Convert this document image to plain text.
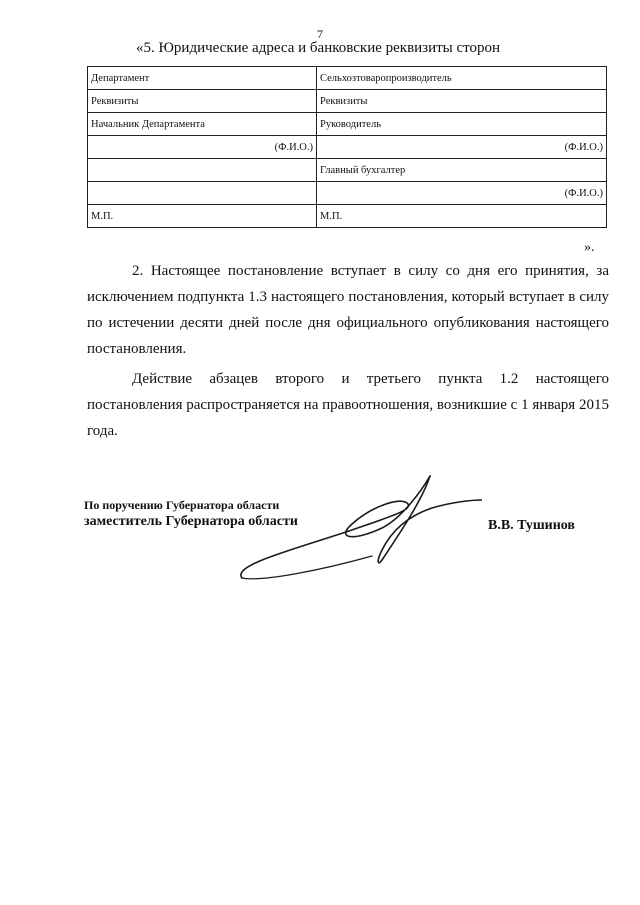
7
«5. Юридические адреса и банковские реквизиты сторон
Департамент	Сельхозтоваропроизводитель
Реквизиты	Реквизиты
Начальник Департамента	Руководитель
(Ф.И.О.)	(Ф.И.О.)
	Главный бухгалтер
	(Ф.И.О.)
М.П.	М.П.
».
2. Настоящее постановление вступает в силу со дня его принятия, за исключением подпункта 1.3 настоящего постановления, который вступает в силу по истечении десяти дней после дня официального опубликования настоящего постановления.
Действие абзацев второго и третьего пункта 1.2 настоящего постановления распространяется на правоотношения, возникшие с 1 января 2015 года.
По поручению Губернатора области
заместитель Губернатора области	В.В. Тушинов
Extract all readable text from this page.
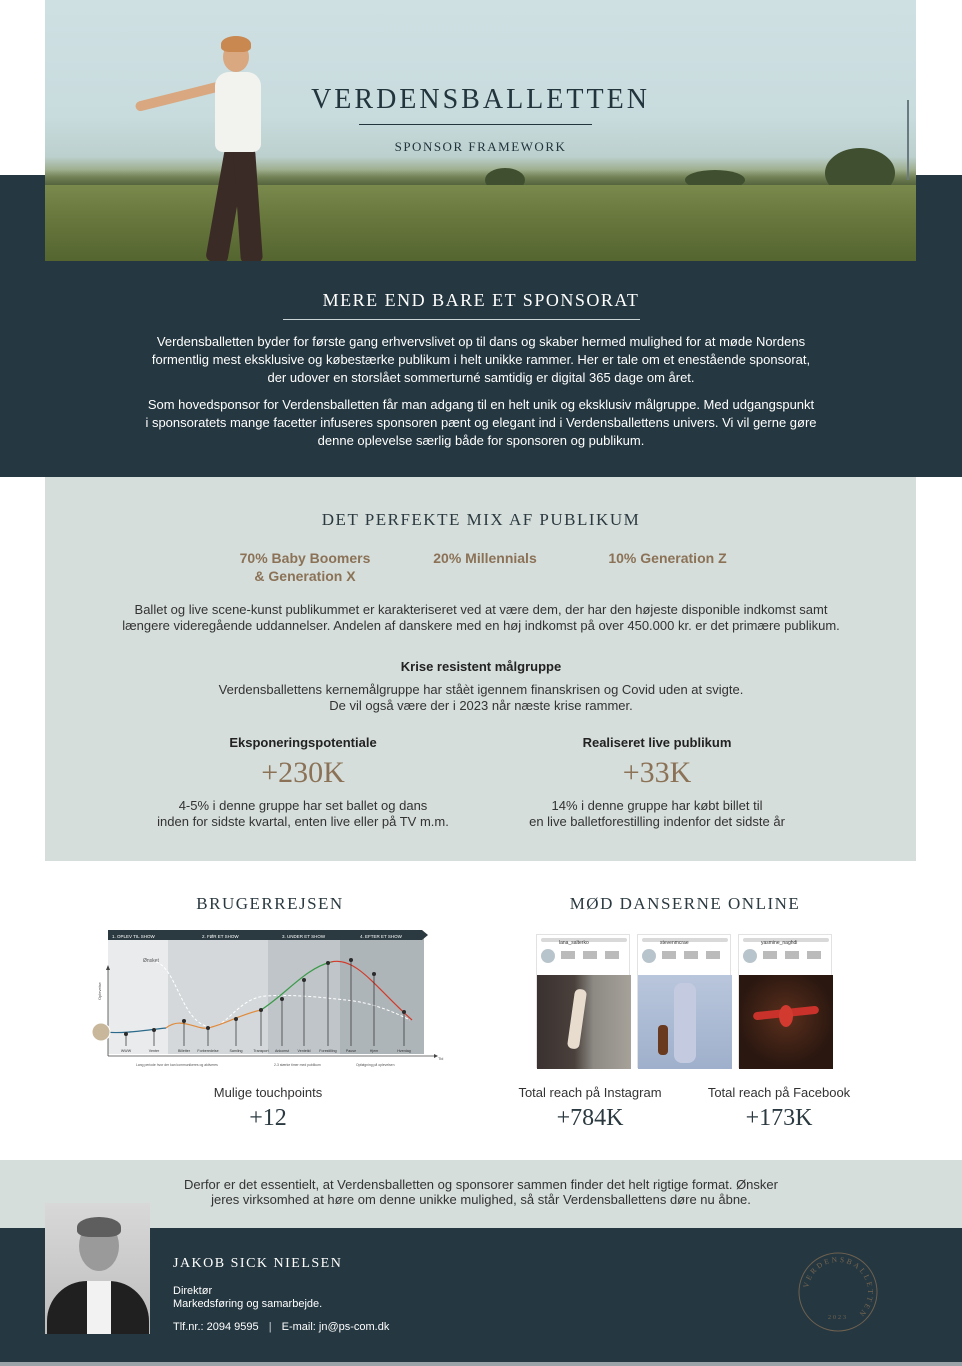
VERDENSBALLETTEN
SPONSOR FRAMEWORK
MERE END BARE ET SPONSORAT
Verdensballetten byder for første gang erhvervslivet op til dans og skaber hermed mulighed for at møde Nordens
formentlig mest eksklusive og købestærke publikum i helt unikke rammer. Her er tale om et enestående sponsorat,
der udover en storslået sommerturné samtidig er digital 365 dage om året.
Som hovedsponsor for Verdensballetten får man adgang til en helt unik og eksklusiv målgruppe. Med udgangspunkt
i sponsoratets mange facetter infuseres sponsoren pænt og elegant ind i Verdensballettens univers. Vi vil gerne gøre
denne oplevelse særlig både for sponsoren og publikum.
DET PERFEKTE MIX AF PUBLIKUM
70% Baby Boomers
& Generation X
20% Millennials	10% Generation Z
Ballet og live scene-kunst publikummet er karakteriseret ved at være dem, der har den højeste disponible indkomst samt
længere videregående uddannelser. Andelen af danskere med en høj indkomst på over 450.000 kr. er det primære publikum.
Krise resistent målgruppe
Verdensballettens kernemålgruppe har ståèt igennem finanskrisen og Covid uden at svigte.
De vil også være der i 2023 når næste krise rammer.
Eksponeringspotentiale
+230K
4-5% i denne gruppe har set ballet og dans
inden for sidste kvartal, enten live eller på TV m.m.
Realiseret live publikum
+33K
14% i denne gruppe har købt billet til
en live balletforestilling indenfor det sidste år
BRUGERREJSEN
1. OPLEV TIL SHOW	2. FØR ET SHOW	3. UNDER ET SHOW	4. EFTER ET SHOW
Oplevelse
Tid
Ønsket
WWW	Venter	Billetter Forberedelse	Samling	Transport Ankomst Ventetid Forestilling	Pause	Hjem	Hverdag
Lang periode hvor der kan kommunikeres og aktiveres	2-3 stærke timer med publikum	Opfølgning på oplevelsen
Mulige touchpoints
+12
MØD DANSERNE ONLINE
lana_salterko	stevenmcrae	yasmine_naghdi
Total reach på Instagram
+784K
Total reach på Facebook
+173K
Derfor er det essentielt, at Verdensballetten og sponsorer sammen finder det helt rigtige format. Ønsker
jeres virksomhed at høre om denne unikke mulighed, så står Verdensballettens døre nu åbne.
JAKOB SICK NIELSEN
Direktør
Markedsføring og samarbejde.
Tlf.nr.: 2094 9595 | E-mail: jn@ps-com.dk
VERDENSBALLETTEN
2023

# Your instructions
Copy every entry exactly as written. Pictures are excluded.

# Response to this task
Convert this document image to plain text.
7
«5. Юридические адреса и банковские реквизиты сторон
Департамент	Сельхозтоваропроизводитель
Реквизиты	Реквизиты
Начальник Департамента	Руководитель
(Ф.И.О.)	(Ф.И.О.)
	Главный бухгалтер
	(Ф.И.О.)
М.П.	М.П.
».
2. Настоящее постановление вступает в силу со дня его принятия, за исключением подпункта 1.3 настоящего постановления, который вступает в силу по истечении десяти дней после дня официального опубликования настоящего постановления.
Действие абзацев второго и третьего пункта 1.2 настоящего постановления распространяется на правоотношения, возникшие с 1 января 2015 года.
По поручению Губернатора области
заместитель Губернатора области	В.В. Тушинов
Extract all readable text from this page.
VERDENSBALLETTEN
SPONSOR FRAMEWORK
MERE END BARE ET SPONSORAT
Verdensballetten byder for første gang erhvervslivet op til dans og skaber hermed mulighed for at møde Nordens
formentlig mest eksklusive og købestærke publikum i helt unikke rammer. Her er tale om et enestående sponsorat,
der udover en storslået sommerturné samtidig er digital 365 dage om året.
Som hovedsponsor for Verdensballetten får man adgang til en helt unik og eksklusiv målgruppe. Med udgangspunkt
i sponsoratets mange facetter infuseres sponsoren pænt og elegant ind i Verdensballettens univers. Vi vil gerne gøre
denne oplevelse særlig både for sponsoren og publikum.
DET PERFEKTE MIX AF PUBLIKUM
70% Baby Boomers
& Generation X
20% Millennials	10% Generation Z
Ballet og live scene-kunst publikummet er karakteriseret ved at være dem, der har den højeste disponible indkomst samt
længere videregående uddannelser. Andelen af danskere med en høj indkomst på over 450.000 kr. er det primære publikum.
Krise resistent målgruppe
Verdensballettens kernemålgruppe har ståèt igennem finanskrisen og Covid uden at svigte.
De vil også være der i 2023 når næste krise rammer.
Eksponeringspotentiale
+230K
4-5% i denne gruppe har set ballet og dans
inden for sidste kvartal, enten live eller på TV m.m.
Realiseret live publikum
+33K
14% i denne gruppe har købt billet til
en live balletforestilling indenfor det sidste år
BRUGERREJSEN
1. OPLEV TIL SHOW	2. FØR ET SHOW	3. UNDER ET SHOW	4. EFTER ET SHOW
Oplevelse
Tid
Ønsket
WWW	Venter	Billetter Forberedelse	Samling	Transport Ankomst Ventetid Forestilling	Pause	Hjem	Hverdag
Lang periode hvor der kan kommunikeres og aktiveres	2-3 stærke timer med publikum	Opfølgning på oplevelsen
Mulige touchpoints
+12
MØD DANSERNE ONLINE
lana_salterko	stevenmcrae	yasmine_naghdi
Total reach på Instagram
+784K
Total reach på Facebook
+173K
Derfor er det essentielt, at Verdensballetten og sponsorer sammen finder det helt rigtige format. Ønsker
jeres virksomhed at høre om denne unikke mulighed, så står Verdensballettens døre nu åbne.
JAKOB SICK NIELSEN
Direktør
Markedsføring og samarbejde.
Tlf.nr.: 2094 9595 | E-mail: jn@ps-com.dk
VERDENSBALLETTEN
2023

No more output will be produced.